■ SHORT TASK
Where does the string "передать" appear? Copy every line of the entries below that holds it.
'''
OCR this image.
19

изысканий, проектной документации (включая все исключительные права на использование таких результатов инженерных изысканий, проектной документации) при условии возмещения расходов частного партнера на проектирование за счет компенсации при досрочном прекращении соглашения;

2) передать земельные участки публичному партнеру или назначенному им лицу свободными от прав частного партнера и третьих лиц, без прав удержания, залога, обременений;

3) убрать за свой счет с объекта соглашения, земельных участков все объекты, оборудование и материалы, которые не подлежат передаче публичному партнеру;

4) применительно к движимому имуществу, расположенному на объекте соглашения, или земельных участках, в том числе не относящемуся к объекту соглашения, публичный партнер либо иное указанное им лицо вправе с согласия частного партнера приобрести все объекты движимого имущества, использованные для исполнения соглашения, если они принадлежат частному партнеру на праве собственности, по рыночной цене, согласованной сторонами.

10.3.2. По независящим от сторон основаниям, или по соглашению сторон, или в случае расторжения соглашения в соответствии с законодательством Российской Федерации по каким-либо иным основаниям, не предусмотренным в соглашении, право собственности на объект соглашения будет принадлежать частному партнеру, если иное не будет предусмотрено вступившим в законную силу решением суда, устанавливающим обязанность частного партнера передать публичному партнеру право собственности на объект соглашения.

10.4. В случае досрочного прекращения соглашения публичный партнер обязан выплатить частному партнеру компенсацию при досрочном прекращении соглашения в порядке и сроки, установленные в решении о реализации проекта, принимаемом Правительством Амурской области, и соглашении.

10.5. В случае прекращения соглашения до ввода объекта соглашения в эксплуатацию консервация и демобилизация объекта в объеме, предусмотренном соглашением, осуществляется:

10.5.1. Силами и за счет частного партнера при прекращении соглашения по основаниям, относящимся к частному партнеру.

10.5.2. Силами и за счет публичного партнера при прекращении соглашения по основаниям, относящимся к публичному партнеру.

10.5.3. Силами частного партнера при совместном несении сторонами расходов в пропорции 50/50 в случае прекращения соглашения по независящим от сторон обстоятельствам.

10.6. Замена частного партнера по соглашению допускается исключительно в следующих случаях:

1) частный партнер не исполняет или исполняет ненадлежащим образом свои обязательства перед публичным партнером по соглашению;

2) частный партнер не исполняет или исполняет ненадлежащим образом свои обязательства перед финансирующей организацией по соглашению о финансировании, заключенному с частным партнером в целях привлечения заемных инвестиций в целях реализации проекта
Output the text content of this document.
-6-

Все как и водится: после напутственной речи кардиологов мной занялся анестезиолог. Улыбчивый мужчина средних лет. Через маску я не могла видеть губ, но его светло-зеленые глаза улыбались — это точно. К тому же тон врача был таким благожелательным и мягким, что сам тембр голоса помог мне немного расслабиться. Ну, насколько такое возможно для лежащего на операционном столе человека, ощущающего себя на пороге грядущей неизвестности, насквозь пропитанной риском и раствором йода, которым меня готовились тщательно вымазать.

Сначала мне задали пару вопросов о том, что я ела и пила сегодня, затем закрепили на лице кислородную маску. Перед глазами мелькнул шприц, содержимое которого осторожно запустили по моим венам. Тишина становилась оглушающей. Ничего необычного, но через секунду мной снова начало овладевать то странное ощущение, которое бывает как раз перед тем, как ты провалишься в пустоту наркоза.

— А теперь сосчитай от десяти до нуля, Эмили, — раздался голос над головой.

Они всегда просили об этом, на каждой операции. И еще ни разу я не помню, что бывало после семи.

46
'''
■ EXERCISE OUTPUT
2) передать земельные участки публичному партнеру или назначенному им лицу свободными от прав частного партнера и третьих лиц, без прав удержания, залога, обременений;
10.3.2. По независящим от сторон основаниям, или по соглашению сторон, или в случае расторжения соглашения в соответствии с законодательством Российской Федерации по каким-либо иным основаниям, не предусмотренным в соглашении, право собственности на объект соглашения будет принадлежать частному партнеру, если иное не будет предусмотрено вступившим в законную силу решением суда, устанавливающим обязанность частного партнера передать публичному партнеру право собственности на объект соглашения.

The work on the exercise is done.